▸ PROBLEM TO SOLVE
Each line containing the word "HOMICIDIOS" must be collected.

▸ ENTRIES SUPPLIED
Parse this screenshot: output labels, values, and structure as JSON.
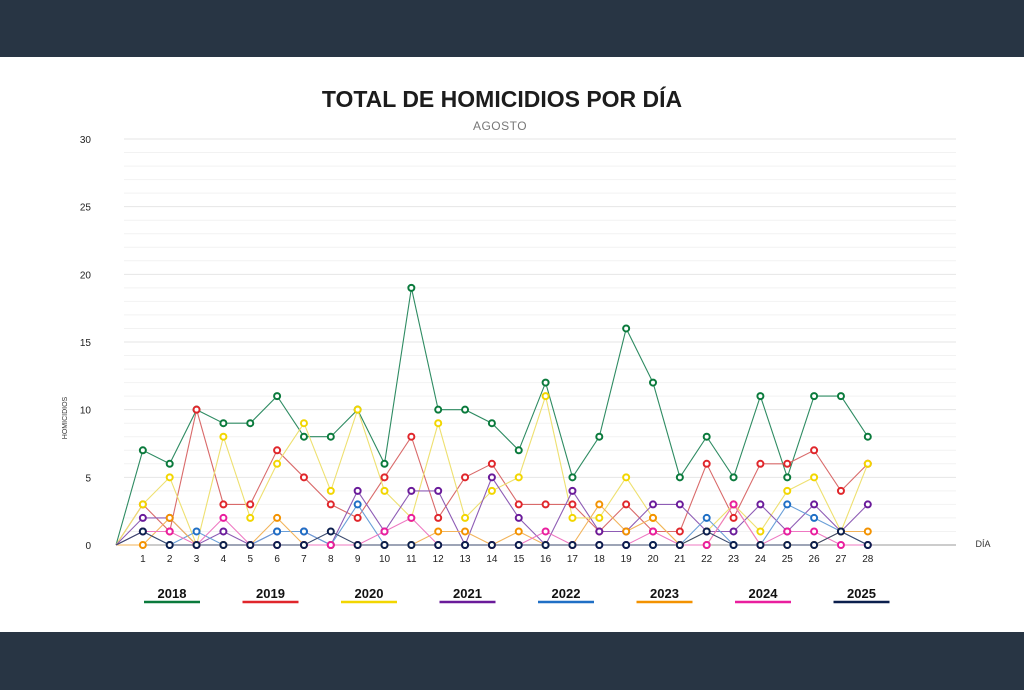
{
  "chart_data": {
    "type": "line",
    "title": "TOTAL DE HOMICIDIOS POR DÍA",
    "subtitle": "AGOSTO",
    "ylabel": "HOMICIDIOS",
    "xlabel": "DÍA",
    "ylim": [
      0,
      30
    ],
    "yticks": [
      0,
      5,
      10,
      15,
      20,
      25,
      30
    ],
    "grid": true,
    "legend_position": "bottom",
    "x": [
      0,
      1,
      2,
      3,
      4,
      5,
      6,
      7,
      8,
      9,
      10,
      11,
      12,
      13,
      14,
      15,
      16,
      17,
      18,
      19,
      20,
      21,
      22,
      23,
      24,
      25,
      26,
      27,
      28
    ],
    "x_tick_labels": [
      "1",
      "2",
      "3",
      "4",
      "5",
      "6",
      "7",
      "8",
      "9",
      "10",
      "11",
      "12",
      "13",
      "14",
      "15",
      "16",
      "17",
      "18",
      "19",
      "20",
      "21",
      "22",
      "23",
      "24",
      "25",
      "26",
      "27",
      "28"
    ],
    "series": [
      {
        "name": "2018",
        "color": "#0a7a3c",
        "line_color": "#2e8b62",
        "values": [
          0,
          7,
          6,
          10,
          9,
          9,
          11,
          8,
          8,
          10,
          6,
          19,
          10,
          10,
          9,
          7,
          12,
          5,
          8,
          16,
          12,
          5,
          8,
          5,
          11,
          5,
          11,
          11,
          8
        ]
      },
      {
        "name": "2019",
        "color": "#e0262b",
        "line_color": "#d96a6a",
        "values": [
          0,
          3,
          1,
          10,
          3,
          3,
          7,
          5,
          3,
          2,
          5,
          8,
          2,
          5,
          6,
          3,
          3,
          3,
          1,
          3,
          1,
          1,
          6,
          2,
          6,
          6,
          7,
          4,
          6
        ]
      },
      {
        "name": "2020",
        "color": "#f2d600",
        "line_color": "#eee070",
        "values": [
          0,
          3,
          5,
          0,
          8,
          2,
          6,
          9,
          4,
          10,
          4,
          2,
          9,
          2,
          4,
          5,
          11,
          2,
          2,
          5,
          2,
          0,
          1,
          3,
          1,
          4,
          5,
          1,
          6
        ]
      },
      {
        "name": "2021",
        "color": "#6a1b9a",
        "line_color": "#8e5cb5",
        "values": [
          0,
          2,
          2,
          0,
          1,
          0,
          1,
          1,
          0,
          4,
          1,
          4,
          4,
          0,
          5,
          2,
          0,
          4,
          1,
          1,
          3,
          3,
          1,
          1,
          3,
          1,
          3,
          1,
          3
        ]
      },
      {
        "name": "2022",
        "color": "#1f6fc5",
        "line_color": "#6a9fd8",
        "values": [
          0,
          1,
          0,
          1,
          0,
          0,
          1,
          1,
          0,
          3,
          0,
          0,
          0,
          0,
          0,
          0,
          0,
          0,
          0,
          0,
          0,
          0,
          2,
          0,
          0,
          3,
          2,
          1,
          0
        ]
      },
      {
        "name": "2023",
        "color": "#f39200",
        "line_color": "#f2b35a",
        "values": [
          0,
          0,
          2,
          0,
          0,
          0,
          2,
          0,
          0,
          0,
          0,
          0,
          1,
          1,
          0,
          1,
          0,
          0,
          3,
          1,
          2,
          0,
          0,
          3,
          0,
          0,
          0,
          1,
          1
        ]
      },
      {
        "name": "2024",
        "color": "#e91e9e",
        "line_color": "#ee78c2",
        "values": [
          0,
          1,
          1,
          0,
          2,
          0,
          0,
          0,
          0,
          0,
          1,
          2,
          0,
          0,
          0,
          0,
          1,
          0,
          0,
          0,
          1,
          0,
          0,
          3,
          0,
          1,
          1,
          0,
          0
        ]
      },
      {
        "name": "2025",
        "color": "#0b1f4d",
        "line_color": "#3b4a6e",
        "values": [
          0,
          1,
          0,
          0,
          0,
          0,
          0,
          0,
          1,
          0,
          0,
          0,
          0,
          0,
          0,
          0,
          0,
          0,
          0,
          0,
          0,
          0,
          1,
          0,
          0,
          0,
          0,
          1,
          0
        ]
      }
    ]
  }
}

▸ FULL ANSWER
    "title": "TOTAL DE HOMICIDIOS POR DÍA",
    "ylabel": "HOMICIDIOS",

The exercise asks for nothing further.